EXERCISE >>
Repeat every line below exactly, word for word.

SOURCE DATA >>
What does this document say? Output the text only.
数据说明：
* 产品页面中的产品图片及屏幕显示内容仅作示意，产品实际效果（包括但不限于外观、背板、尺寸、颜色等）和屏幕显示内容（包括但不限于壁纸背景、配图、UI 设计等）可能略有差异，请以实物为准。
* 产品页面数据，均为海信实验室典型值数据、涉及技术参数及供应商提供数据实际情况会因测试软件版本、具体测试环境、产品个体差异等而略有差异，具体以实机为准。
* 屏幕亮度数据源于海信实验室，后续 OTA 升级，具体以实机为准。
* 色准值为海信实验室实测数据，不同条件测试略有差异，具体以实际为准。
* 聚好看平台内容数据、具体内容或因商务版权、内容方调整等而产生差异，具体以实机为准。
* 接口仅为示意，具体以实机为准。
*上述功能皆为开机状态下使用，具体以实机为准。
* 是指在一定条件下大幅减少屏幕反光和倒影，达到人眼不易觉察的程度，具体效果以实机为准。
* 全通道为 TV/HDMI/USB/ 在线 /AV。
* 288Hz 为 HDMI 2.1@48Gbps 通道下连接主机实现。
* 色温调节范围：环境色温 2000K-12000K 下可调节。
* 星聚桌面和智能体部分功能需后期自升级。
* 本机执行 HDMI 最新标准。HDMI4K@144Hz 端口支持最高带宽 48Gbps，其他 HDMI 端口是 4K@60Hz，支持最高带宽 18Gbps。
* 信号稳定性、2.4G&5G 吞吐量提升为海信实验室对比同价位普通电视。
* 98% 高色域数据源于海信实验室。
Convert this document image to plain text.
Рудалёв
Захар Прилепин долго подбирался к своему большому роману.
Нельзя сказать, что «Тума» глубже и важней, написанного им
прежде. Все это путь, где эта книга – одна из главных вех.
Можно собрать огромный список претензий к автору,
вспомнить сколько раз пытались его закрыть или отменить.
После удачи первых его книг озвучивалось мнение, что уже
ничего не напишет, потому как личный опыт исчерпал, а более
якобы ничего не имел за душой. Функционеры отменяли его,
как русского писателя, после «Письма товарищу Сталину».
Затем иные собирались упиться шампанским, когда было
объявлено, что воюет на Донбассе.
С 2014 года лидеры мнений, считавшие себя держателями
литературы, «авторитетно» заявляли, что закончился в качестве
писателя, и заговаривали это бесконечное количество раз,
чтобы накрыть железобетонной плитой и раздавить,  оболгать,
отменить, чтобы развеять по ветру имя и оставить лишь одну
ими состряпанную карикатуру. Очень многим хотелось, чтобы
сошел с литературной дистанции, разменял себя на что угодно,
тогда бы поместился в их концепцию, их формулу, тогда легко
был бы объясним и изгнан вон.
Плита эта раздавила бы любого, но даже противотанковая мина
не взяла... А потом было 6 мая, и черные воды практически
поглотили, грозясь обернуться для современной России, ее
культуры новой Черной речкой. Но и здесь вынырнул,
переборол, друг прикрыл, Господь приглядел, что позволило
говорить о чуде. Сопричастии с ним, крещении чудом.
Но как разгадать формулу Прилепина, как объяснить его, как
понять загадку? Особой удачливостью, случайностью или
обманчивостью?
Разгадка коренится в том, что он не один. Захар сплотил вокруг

OUTPUT >>
What does this document say? Output the text only.
数据说明：
* 产品页面中的产品图片及屏幕显示内容仅作示意，产品实际效果（包括但不限于外观、背板、尺寸、颜色等）和屏幕显示内容（包括但不限于壁纸背景、配图、UI 设计等）可能略有差异，请以实物为准。
* 产品页面数据，均为海信实验室典型值数据、涉及技术参数及供应商提供数据实际情况会因测试软件版本、具体测试环境、产品个体差异等而略有差异，具体以实机为准。
* 屏幕亮度数据源于海信实验室，后续 OTA 升级，具体以实机为准。
* 色准值为海信实验室实测数据，不同条件测试略有差异，具体以实际为准。
* 聚好看平台内容数据、具体内容或因商务版权、内容方调整等而产生差异，具体以实机为准。
* 接口仅为示意，具体以实机为准。
*上述功能皆为开机状态下使用，具体以实机为准。
* 是指在一定条件下大幅减少屏幕反光和倒影，达到人眼不易觉察的程度，具体效果以实机为准。
* 全通道为 TV/HDMI/USB/ 在线 /AV。
* 288Hz 为 HDMI 2.1@48Gbps 通道下连接主机实现。
* 色温调节范围：环境色温 2000K-12000K 下可调节。
* 星聚桌面和智能体部分功能需后期自升级。
* 本机执行 HDMI 最新标准。HDMI4K@144Hz 端口支持最高带宽 48Gbps，其他 HDMI 端口是 4K@60Hz，支持最高带宽 18Gbps。
* 信号稳定性、2.4G&5G 吞吐量提升为海信实验室对比同价位普通电视。
* 98% 高色域数据源于海信实验室。
Convert this document image to plain text.
Рудалёв
Захар Прилепин долго подбирался к своему большому роману.
Нельзя сказать, что «Тума» глубже и важней, написанного им
прежде. Все это путь, где эта книга – одна из главных вех.
Можно собрать огромный список претензий к автору,
вспомнить сколько раз пытались его закрыть или отменить.
После удачи первых его книг озвучивалось мнение, что уже
ничего не напишет, потому как личный опыт исчерпал, а более
якобы ничего не имел за душой. Функционеры отменяли его,
как русского писателя, после «Письма товарищу Сталину».
Затем иные собирались упиться шампанским, когда было
объявлено, что воюет на Донбассе.
С 2014 года лидеры мнений, считавшие себя держателями
литературы, «авторитетно» заявляли, что закончился в качестве
писателя, и заговаривали это бесконечное количество раз,
чтобы накрыть железобетонной плитой и раздавить,  оболгать,
отменить, чтобы развеять по ветру имя и оставить лишь одну
ими состряпанную карикатуру. Очень многим хотелось, чтобы
сошел с литературной дистанции, разменял себя на что угодно,
тогда бы поместился в их концепцию, их формулу, тогда легко
был бы объясним и изгнан вон.
Плита эта раздавила бы любого, но даже противотанковая мина
не взяла... А потом было 6 мая, и черные воды практически
поглотили, грозясь обернуться для современной России, ее
культуры новой Черной речкой. Но и здесь вынырнул,
переборол, друг прикрыл, Господь приглядел, что позволило
говорить о чуде. Сопричастии с ним, крещении чудом.
Но как разгадать формулу Прилепина, как объяснить его, как
понять загадку? Особой удачливостью, случайностью или
обманчивостью?
Разгадка коренится в том, что он не один. Захар сплотил вокруг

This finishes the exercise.